◆ Records for processing ◆
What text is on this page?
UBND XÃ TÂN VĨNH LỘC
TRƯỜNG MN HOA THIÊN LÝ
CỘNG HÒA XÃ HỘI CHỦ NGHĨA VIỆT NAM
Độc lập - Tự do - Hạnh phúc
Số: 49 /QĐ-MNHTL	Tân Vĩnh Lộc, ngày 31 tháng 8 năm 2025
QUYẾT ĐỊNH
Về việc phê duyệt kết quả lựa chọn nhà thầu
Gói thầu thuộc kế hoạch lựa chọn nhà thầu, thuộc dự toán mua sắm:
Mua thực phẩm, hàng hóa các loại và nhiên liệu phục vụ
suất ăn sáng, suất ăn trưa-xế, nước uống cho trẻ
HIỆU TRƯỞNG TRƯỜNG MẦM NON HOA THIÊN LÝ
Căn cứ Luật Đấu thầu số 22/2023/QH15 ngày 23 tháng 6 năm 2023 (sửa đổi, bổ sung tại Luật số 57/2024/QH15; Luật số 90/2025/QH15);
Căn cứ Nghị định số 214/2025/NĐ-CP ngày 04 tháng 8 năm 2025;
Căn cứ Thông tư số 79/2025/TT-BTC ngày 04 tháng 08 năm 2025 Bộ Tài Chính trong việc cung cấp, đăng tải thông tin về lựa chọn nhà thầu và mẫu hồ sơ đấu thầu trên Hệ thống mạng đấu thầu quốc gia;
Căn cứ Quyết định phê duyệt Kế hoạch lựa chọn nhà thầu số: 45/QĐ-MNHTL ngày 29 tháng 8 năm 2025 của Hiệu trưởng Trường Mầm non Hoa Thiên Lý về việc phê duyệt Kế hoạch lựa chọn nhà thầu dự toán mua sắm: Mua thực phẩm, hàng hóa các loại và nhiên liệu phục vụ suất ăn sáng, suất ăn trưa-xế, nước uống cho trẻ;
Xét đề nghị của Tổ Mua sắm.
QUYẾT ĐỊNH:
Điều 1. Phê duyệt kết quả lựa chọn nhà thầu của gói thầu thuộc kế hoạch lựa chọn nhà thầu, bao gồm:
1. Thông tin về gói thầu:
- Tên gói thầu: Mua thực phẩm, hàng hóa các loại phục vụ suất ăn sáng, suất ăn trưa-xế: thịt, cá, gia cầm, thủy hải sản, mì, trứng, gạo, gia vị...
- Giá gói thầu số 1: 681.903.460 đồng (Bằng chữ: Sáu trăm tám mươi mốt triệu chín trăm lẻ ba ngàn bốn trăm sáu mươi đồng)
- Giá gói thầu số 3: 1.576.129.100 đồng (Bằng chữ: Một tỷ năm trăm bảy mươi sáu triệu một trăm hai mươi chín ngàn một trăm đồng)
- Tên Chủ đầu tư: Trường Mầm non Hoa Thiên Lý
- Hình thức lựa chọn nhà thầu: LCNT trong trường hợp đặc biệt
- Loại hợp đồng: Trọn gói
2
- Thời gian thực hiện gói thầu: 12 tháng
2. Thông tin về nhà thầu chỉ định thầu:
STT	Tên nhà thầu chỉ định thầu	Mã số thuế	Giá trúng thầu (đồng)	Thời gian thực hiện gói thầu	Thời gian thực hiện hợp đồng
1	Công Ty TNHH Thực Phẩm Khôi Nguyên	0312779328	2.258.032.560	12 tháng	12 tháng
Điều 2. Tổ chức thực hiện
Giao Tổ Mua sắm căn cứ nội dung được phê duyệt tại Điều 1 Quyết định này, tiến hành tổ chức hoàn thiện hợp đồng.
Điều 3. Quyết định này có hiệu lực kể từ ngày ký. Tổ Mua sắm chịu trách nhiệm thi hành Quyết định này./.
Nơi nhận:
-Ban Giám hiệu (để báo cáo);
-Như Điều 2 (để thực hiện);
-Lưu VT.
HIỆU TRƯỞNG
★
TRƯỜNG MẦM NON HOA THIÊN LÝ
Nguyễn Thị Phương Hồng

◆ Exercise requirements ◆
Quote all the records exactly, please, leaving none out.

◆ Response to this exercise ◆
What text is on this page?
UBND XÃ TÂN VĨNH LỘC
TRƯỜNG MN HOA THIÊN LÝ
CỘNG HÒA XÃ HỘI CHỦ NGHĨA VIỆT NAM
Độc lập - Tự do - Hạnh phúc
Số: 49 /QĐ-MNHTL	Tân Vĩnh Lộc, ngày 31 tháng 8 năm 2025
QUYẾT ĐỊNH
Về việc phê duyệt kết quả lựa chọn nhà thầu
Gói thầu thuộc kế hoạch lựa chọn nhà thầu, thuộc dự toán mua sắm:
Mua thực phẩm, hàng hóa các loại và nhiên liệu phục vụ
suất ăn sáng, suất ăn trưa-xế, nước uống cho trẻ
HIỆU TRƯỞNG TRƯỜNG MẦM NON HOA THIÊN LÝ
Căn cứ Luật Đấu thầu số 22/2023/QH15 ngày 23 tháng 6 năm 2023 (sửa đổi, bổ sung tại Luật số 57/2024/QH15; Luật số 90/2025/QH15);
Căn cứ Nghị định số 214/2025/NĐ-CP ngày 04 tháng 8 năm 2025;
Căn cứ Thông tư số 79/2025/TT-BTC ngày 04 tháng 08 năm 2025 Bộ Tài Chính trong việc cung cấp, đăng tải thông tin về lựa chọn nhà thầu và mẫu hồ sơ đấu thầu trên Hệ thống mạng đấu thầu quốc gia;
Căn cứ Quyết định phê duyệt Kế hoạch lựa chọn nhà thầu số: 45/QĐ-MNHTL ngày 29 tháng 8 năm 2025 của Hiệu trưởng Trường Mầm non Hoa Thiên Lý về việc phê duyệt Kế hoạch lựa chọn nhà thầu dự toán mua sắm: Mua thực phẩm, hàng hóa các loại và nhiên liệu phục vụ suất ăn sáng, suất ăn trưa-xế, nước uống cho trẻ;
Xét đề nghị của Tổ Mua sắm.
QUYẾT ĐỊNH:
Điều 1. Phê duyệt kết quả lựa chọn nhà thầu của gói thầu thuộc kế hoạch lựa chọn nhà thầu, bao gồm:
1. Thông tin về gói thầu:
- Tên gói thầu: Mua thực phẩm, hàng hóa các loại phục vụ suất ăn sáng, suất ăn trưa-xế: thịt, cá, gia cầm, thủy hải sản, mì, trứng, gạo, gia vị...
- Giá gói thầu số 1: 681.903.460 đồng (Bằng chữ: Sáu trăm tám mươi mốt triệu chín trăm lẻ ba ngàn bốn trăm sáu mươi đồng)
- Giá gói thầu số 3: 1.576.129.100 đồng (Bằng chữ: Một tỷ năm trăm bảy mươi sáu triệu một trăm hai mươi chín ngàn một trăm đồng)
- Tên Chủ đầu tư: Trường Mầm non Hoa Thiên Lý
- Hình thức lựa chọn nhà thầu: LCNT trong trường hợp đặc biệt
- Loại hợp đồng: Trọn gói
2
- Thời gian thực hiện gói thầu: 12 tháng
2. Thông tin về nhà thầu chỉ định thầu:
STT	Tên nhà thầu chỉ định thầu	Mã số thuế	Giá trúng thầu (đồng)	Thời gian thực hiện gói thầu	Thời gian thực hiện hợp đồng
1	Công Ty TNHH Thực Phẩm Khôi Nguyên	0312779328	2.258.032.560	12 tháng	12 tháng
Điều 2. Tổ chức thực hiện
Giao Tổ Mua sắm căn cứ nội dung được phê duyệt tại Điều 1 Quyết định này, tiến hành tổ chức hoàn thiện hợp đồng.
Điều 3. Quyết định này có hiệu lực kể từ ngày ký. Tổ Mua sắm chịu trách nhiệm thi hành Quyết định này./.
Nơi nhận:
-Ban Giám hiệu (để báo cáo);
-Như Điều 2 (để thực hiện);
-Lưu VT.
HIỆU TRƯỞNG
★
TRƯỜNG MẦM NON HOA THIÊN LÝ
Nguyễn Thị Phương Hồng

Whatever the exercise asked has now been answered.